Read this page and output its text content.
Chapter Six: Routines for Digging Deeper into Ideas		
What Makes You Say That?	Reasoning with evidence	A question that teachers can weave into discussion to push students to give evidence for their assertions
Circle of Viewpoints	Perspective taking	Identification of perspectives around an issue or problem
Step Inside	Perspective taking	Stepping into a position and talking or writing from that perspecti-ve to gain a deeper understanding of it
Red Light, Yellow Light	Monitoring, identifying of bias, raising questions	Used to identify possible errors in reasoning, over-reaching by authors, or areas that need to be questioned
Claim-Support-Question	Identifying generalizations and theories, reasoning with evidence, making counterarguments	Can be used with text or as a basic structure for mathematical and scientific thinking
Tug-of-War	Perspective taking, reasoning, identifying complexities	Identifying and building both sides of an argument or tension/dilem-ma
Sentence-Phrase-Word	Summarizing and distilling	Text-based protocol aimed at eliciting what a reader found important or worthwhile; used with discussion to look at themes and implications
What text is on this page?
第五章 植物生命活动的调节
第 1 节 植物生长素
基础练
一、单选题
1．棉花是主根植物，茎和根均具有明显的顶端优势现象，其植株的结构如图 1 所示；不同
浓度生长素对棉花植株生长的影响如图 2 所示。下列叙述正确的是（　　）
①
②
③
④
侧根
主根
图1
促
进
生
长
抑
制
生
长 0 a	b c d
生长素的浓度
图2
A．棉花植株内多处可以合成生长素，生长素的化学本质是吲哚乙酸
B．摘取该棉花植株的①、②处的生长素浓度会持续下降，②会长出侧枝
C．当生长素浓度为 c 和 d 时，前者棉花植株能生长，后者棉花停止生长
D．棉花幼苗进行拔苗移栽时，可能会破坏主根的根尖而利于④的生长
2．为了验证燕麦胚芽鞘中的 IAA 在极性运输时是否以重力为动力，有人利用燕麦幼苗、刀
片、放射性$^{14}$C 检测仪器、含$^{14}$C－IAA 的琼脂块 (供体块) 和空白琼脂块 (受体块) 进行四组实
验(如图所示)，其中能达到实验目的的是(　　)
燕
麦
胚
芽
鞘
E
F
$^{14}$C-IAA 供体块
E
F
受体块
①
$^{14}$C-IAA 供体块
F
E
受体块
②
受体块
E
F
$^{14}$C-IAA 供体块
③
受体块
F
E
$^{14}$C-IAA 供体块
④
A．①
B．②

**The exercise:** Output exactly the lines between the one containing "What text is on this page?" and the final line above, both inclusive.

**Solution:**
What text is on this page?
第五章 植物生命活动的调节
第 1 节 植物生长素
基础练
一、单选题
1．棉花是主根植物，茎和根均具有明显的顶端优势现象，其植株的结构如图 1 所示；不同
浓度生长素对棉花植株生长的影响如图 2 所示。下列叙述正确的是（　　）
①
②
③
④
侧根
主根
图1
促
进
生
长
抑
制
生
长 0 a	b c d
生长素的浓度
图2
A．棉花植株内多处可以合成生长素，生长素的化学本质是吲哚乙酸
B．摘取该棉花植株的①、②处的生长素浓度会持续下降，②会长出侧枝
C．当生长素浓度为 c 和 d 时，前者棉花植株能生长，后者棉花停止生长
D．棉花幼苗进行拔苗移栽时，可能会破坏主根的根尖而利于④的生长
2．为了验证燕麦胚芽鞘中的 IAA 在极性运输时是否以重力为动力，有人利用燕麦幼苗、刀
片、放射性$^{14}$C 检测仪器、含$^{14}$C－IAA 的琼脂块 (供体块) 和空白琼脂块 (受体块) 进行四组实
验(如图所示)，其中能达到实验目的的是(　　)
燕
麦
胚
芽
鞘
E
F
$^{14}$C-IAA 供体块
E
F
受体块
①
$^{14}$C-IAA 供体块
F
E
受体块
②
受体块
E
F
$^{14}$C-IAA 供体块
③
受体块
F
E
$^{14}$C-IAA 供体块
④
A．①
B．②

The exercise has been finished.